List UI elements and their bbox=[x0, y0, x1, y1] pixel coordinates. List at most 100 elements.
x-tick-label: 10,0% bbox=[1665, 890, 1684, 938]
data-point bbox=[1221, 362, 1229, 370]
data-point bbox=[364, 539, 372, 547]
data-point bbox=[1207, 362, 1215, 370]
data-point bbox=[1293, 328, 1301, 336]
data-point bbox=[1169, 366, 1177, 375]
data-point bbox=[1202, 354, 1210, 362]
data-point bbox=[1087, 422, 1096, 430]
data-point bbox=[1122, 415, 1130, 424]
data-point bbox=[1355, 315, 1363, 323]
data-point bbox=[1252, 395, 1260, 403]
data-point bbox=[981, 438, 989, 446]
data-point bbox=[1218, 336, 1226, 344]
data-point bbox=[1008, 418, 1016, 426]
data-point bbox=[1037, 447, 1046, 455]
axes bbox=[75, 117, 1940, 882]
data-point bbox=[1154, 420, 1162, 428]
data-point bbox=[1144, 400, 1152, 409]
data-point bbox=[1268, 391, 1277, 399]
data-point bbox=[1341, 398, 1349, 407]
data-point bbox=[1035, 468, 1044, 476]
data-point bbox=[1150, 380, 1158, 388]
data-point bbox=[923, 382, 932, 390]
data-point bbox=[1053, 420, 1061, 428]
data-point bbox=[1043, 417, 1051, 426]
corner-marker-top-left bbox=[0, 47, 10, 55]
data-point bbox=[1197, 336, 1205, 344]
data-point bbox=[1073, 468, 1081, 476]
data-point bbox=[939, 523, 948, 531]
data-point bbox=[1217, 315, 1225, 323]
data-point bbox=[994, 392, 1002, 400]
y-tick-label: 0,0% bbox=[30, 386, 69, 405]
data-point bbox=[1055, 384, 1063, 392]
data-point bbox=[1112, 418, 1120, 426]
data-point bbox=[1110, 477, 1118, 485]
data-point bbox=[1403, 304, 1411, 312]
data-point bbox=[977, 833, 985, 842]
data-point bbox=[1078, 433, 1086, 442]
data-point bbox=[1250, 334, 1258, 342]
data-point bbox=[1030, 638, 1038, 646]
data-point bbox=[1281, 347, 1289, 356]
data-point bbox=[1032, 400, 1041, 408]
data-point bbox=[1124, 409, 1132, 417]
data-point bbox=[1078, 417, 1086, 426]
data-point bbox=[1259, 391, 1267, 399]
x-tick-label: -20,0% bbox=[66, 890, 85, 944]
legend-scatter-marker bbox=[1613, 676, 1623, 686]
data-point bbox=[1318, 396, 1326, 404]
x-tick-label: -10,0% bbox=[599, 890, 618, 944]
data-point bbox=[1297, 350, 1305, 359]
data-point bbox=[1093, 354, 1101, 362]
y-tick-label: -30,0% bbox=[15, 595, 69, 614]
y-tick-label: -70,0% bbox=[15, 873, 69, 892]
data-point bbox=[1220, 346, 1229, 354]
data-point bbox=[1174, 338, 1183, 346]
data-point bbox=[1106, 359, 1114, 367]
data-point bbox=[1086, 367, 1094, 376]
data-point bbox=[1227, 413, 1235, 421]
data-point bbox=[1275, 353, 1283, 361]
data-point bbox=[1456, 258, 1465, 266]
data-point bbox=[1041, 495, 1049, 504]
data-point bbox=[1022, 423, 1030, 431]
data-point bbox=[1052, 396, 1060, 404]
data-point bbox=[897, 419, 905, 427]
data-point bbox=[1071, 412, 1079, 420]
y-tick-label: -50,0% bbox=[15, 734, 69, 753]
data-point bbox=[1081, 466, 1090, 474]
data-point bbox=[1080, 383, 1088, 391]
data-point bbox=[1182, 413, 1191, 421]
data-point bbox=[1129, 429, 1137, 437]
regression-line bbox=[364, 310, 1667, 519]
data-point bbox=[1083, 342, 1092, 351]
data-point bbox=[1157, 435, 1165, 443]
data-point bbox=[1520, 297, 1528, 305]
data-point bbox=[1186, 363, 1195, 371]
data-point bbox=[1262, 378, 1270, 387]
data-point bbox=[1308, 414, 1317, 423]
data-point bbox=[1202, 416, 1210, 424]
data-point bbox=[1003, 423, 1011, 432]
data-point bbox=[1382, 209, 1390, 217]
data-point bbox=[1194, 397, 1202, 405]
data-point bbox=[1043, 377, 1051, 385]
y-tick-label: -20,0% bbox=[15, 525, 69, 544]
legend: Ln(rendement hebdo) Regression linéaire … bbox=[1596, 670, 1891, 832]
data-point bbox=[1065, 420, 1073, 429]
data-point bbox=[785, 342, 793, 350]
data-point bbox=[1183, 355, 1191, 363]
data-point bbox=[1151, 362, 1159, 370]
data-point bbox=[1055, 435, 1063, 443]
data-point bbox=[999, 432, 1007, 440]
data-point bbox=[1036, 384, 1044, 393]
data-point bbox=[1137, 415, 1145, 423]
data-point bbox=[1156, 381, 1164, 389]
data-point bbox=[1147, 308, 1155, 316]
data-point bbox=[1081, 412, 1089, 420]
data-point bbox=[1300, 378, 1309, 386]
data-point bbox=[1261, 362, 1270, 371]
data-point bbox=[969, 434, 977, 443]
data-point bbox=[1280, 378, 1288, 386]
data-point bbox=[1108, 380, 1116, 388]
——————
→ Exercise
Copy every line of the records above verbatim, without changing any character.

→ Completed task
List UI elements and their bbox=[x0, y0, x1, y1] pixel coordinates. List at most 100 elements.
x-tick-label: 10,0% bbox=[1665, 890, 1684, 938]
data-point bbox=[1221, 362, 1229, 370]
data-point bbox=[364, 539, 372, 547]
data-point bbox=[1207, 362, 1215, 370]
data-point bbox=[1293, 328, 1301, 336]
data-point bbox=[1169, 366, 1177, 375]
data-point bbox=[1202, 354, 1210, 362]
data-point bbox=[1087, 422, 1096, 430]
data-point bbox=[1122, 415, 1130, 424]
data-point bbox=[1355, 315, 1363, 323]
data-point bbox=[1252, 395, 1260, 403]
data-point bbox=[981, 438, 989, 446]
data-point bbox=[1218, 336, 1226, 344]
data-point bbox=[1008, 418, 1016, 426]
data-point bbox=[1037, 447, 1046, 455]
axes bbox=[75, 117, 1940, 882]
data-point bbox=[1154, 420, 1162, 428]
data-point bbox=[1144, 400, 1152, 409]
data-point bbox=[1268, 391, 1277, 399]
data-point bbox=[1341, 398, 1349, 407]
data-point bbox=[1035, 468, 1044, 476]
data-point bbox=[1150, 380, 1158, 388]
data-point bbox=[923, 382, 932, 390]
data-point bbox=[1053, 420, 1061, 428]
data-point bbox=[1043, 417, 1051, 426]
corner-marker-top-left bbox=[0, 47, 10, 55]
data-point bbox=[1197, 336, 1205, 344]
data-point bbox=[1073, 468, 1081, 476]
data-point bbox=[939, 523, 948, 531]
data-point bbox=[1217, 315, 1225, 323]
data-point bbox=[994, 392, 1002, 400]
y-tick-label: 0,0% bbox=[30, 386, 69, 405]
data-point bbox=[1055, 384, 1063, 392]
data-point bbox=[1112, 418, 1120, 426]
data-point bbox=[1110, 477, 1118, 485]
data-point bbox=[1403, 304, 1411, 312]
data-point bbox=[977, 833, 985, 842]
data-point bbox=[1078, 433, 1086, 442]
data-point bbox=[1250, 334, 1258, 342]
data-point bbox=[1030, 638, 1038, 646]
data-point bbox=[1281, 347, 1289, 356]
data-point bbox=[1032, 400, 1041, 408]
data-point bbox=[1124, 409, 1132, 417]
data-point bbox=[1078, 417, 1086, 426]
data-point bbox=[1259, 391, 1267, 399]
x-tick-label: -20,0% bbox=[66, 890, 85, 944]
legend-scatter-marker bbox=[1613, 676, 1623, 686]
data-point bbox=[1318, 396, 1326, 404]
x-tick-label: -10,0% bbox=[599, 890, 618, 944]
data-point bbox=[1297, 350, 1305, 359]
data-point bbox=[1093, 354, 1101, 362]
y-tick-label: -30,0% bbox=[15, 595, 69, 614]
y-tick-label: -70,0% bbox=[15, 873, 69, 892]
data-point bbox=[1220, 346, 1229, 354]
data-point bbox=[1174, 338, 1183, 346]
data-point bbox=[1106, 359, 1114, 367]
data-point bbox=[1086, 367, 1094, 376]
data-point bbox=[1227, 413, 1235, 421]
data-point bbox=[1275, 353, 1283, 361]
data-point bbox=[1456, 258, 1465, 266]
data-point bbox=[1041, 495, 1049, 504]
data-point bbox=[1022, 423, 1030, 431]
data-point bbox=[1052, 396, 1060, 404]
data-point bbox=[897, 419, 905, 427]
data-point bbox=[1071, 412, 1079, 420]
y-tick-label: -50,0% bbox=[15, 734, 69, 753]
data-point bbox=[1081, 466, 1090, 474]
data-point bbox=[1080, 383, 1088, 391]
data-point bbox=[1182, 413, 1191, 421]
data-point bbox=[1129, 429, 1137, 437]
regression-line bbox=[364, 310, 1667, 519]
data-point bbox=[1083, 342, 1092, 351]
data-point bbox=[1157, 435, 1165, 443]
data-point bbox=[1520, 297, 1528, 305]
data-point bbox=[1186, 363, 1195, 371]
data-point bbox=[1262, 378, 1270, 387]
data-point bbox=[1308, 414, 1317, 423]
data-point bbox=[1202, 416, 1210, 424]
data-point bbox=[1003, 423, 1011, 432]
data-point bbox=[1382, 209, 1390, 217]
data-point bbox=[1194, 397, 1202, 405]
data-point bbox=[1043, 377, 1051, 385]
y-tick-label: -20,0% bbox=[15, 525, 69, 544]
legend: Ln(rendement hebdo) Regression linéaire … bbox=[1596, 670, 1891, 832]
data-point bbox=[1065, 420, 1073, 429]
data-point bbox=[785, 342, 793, 350]
data-point bbox=[1183, 355, 1191, 363]
data-point bbox=[1151, 362, 1159, 370]
data-point bbox=[1055, 435, 1063, 443]
data-point bbox=[999, 432, 1007, 440]
data-point bbox=[1036, 384, 1044, 393]
data-point bbox=[1137, 415, 1145, 423]
data-point bbox=[1156, 381, 1164, 389]
data-point bbox=[1147, 308, 1155, 316]
data-point bbox=[1081, 412, 1089, 420]
data-point bbox=[1300, 378, 1309, 386]
data-point bbox=[1261, 362, 1270, 371]
data-point bbox=[969, 434, 977, 443]
data-point bbox=[1280, 378, 1288, 386]
data-point bbox=[1108, 380, 1116, 388]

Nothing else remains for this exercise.